**Task instructions**
A – In the forum thread about the Mason Bogie project, translate this sentence into Spanish: "As most know, all of the Master Class kits are being discontinued."
B – In the forum thread about the Mason Bogie project, how many firm orders does Doug Bronson need before he will do a special run of a kit?

**Provided text**

▼▼▼

# Restarting my Mason Bogie Project



## kiwimike (Jan 18, 2012)

Hi every body; I am back
I have been recently looking at the masterclass project on the Mason Bogie and reviewing what I have done; I done quite a lot to it before being sidelined for other projects.
What put me off was building the chassis, but now I believe I have the skills and will now do the DIY Chassis in Stryene or mybe brass.
I know I should have done is ordered the 6 wheel tender truck when it first came out but as you know; I am a man and I will do it tomorrow.
Anyway I have contacted Doug Bronson and he has now non in stock and will only run 10 if he has orders for them.
So is anyone out there would like one, this could be your last chance,please let me know or if any one has no use for theirs can I please buy it?
Michael


----------



## chuckger (Jan 2, 2008)

Hi Mike,

How many orders does he need to do a run? I'm interestedi in two.

Chuck


----------



## kiwimike (Jan 18, 2012)

Hi Chuck
he will only do a rerun if he gets a request for a batch order for 10 or more.
so thats 3 so far.
Michael


----------



## chuckger (Jan 2, 2008)

Hi Mike,

Are you aware that there is a set of plans to do the truck in styreen? Also you might try calling Barry from BBT, If I recall right he had some rear trucks cast to go with his chassies, worth a try.

Chuck


----------



## mgast (Feb 28, 2012)

How much are the frames? 
I might be interested in 1


----------



## Crisolite (Jan 9, 2008)

I'm interested in 2 frames as well


----------



## Rods UP 9000 (Jan 7, 2008)

Just talked with Doug and everybody that want trucks, needs to send him a e-mail 
When he gets commitments for 10, He will cut them out. 
I going to take 1 as well. 

Doug's e-mail is [email protected] 

Thanks 
Rodney


----------



## kiwimike (Jan 18, 2012)

Thank you for that Rodney; I have emailed Doug and have ordered two, best to have a spare. 
we proberly have at least 7 now but there might be a few more that haven't posted here. 
Michael


----------



## linuxhost (Jan 5, 2008)

Hi Folks. 
Doug Bronson here from BTAM. 
As most know, all of the Master Class kits are being discontinued. I feel that enough time has elapsed that it is time to draw them to an end. 
However, as stated by others on this forum, I'll do special runs of any of the kits if I have at least 10 firm orders. 

If you are interested in receiving one or more Mason Bogie Tender Truck kit/s, cut out of styrene, You need to contact me via E-Mail at: 
[email protected] 

Once I have 10 firm orders, I'll get them cut and packaged. Then I'll contact you about payment.

▲▲▲

**Records**
▼▼▼

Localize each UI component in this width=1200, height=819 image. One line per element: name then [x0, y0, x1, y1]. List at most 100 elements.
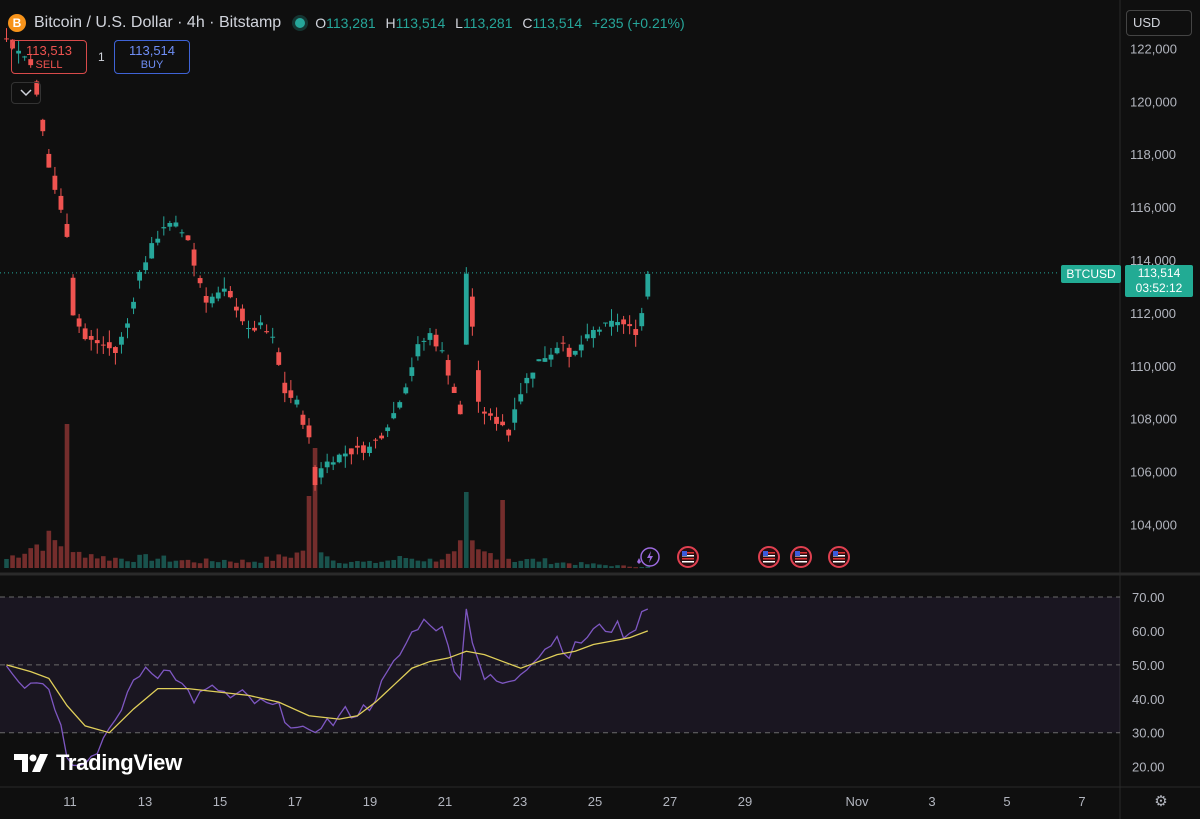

▲▲▲
▼▼▼

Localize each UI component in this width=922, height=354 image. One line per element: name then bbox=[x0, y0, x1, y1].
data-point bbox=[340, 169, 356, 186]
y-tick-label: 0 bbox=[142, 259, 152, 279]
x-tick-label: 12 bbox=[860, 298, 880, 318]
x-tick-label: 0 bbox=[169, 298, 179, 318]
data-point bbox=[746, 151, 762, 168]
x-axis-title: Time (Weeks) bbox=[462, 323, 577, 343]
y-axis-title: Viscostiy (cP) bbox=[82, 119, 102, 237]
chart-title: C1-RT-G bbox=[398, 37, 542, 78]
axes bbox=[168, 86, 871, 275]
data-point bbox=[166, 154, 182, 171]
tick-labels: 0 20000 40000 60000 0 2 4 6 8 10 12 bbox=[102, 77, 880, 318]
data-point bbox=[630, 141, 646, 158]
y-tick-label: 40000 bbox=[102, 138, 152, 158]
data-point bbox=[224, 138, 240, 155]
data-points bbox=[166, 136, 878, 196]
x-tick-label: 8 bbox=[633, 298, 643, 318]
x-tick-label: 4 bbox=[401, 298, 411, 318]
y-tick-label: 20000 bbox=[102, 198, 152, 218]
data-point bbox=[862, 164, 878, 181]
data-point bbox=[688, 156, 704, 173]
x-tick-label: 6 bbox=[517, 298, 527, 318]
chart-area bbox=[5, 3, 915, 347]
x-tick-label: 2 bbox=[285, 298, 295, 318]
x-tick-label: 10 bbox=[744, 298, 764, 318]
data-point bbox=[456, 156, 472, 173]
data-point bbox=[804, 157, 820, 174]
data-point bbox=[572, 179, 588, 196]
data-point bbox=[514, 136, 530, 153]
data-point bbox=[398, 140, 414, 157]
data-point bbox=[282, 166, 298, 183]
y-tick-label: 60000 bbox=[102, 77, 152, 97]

▲▲▲

**Solutions per task**
A – Como la mayoría sabe, todos los kits de Master Class se están descontinuando.

B – At least 10 firm orders.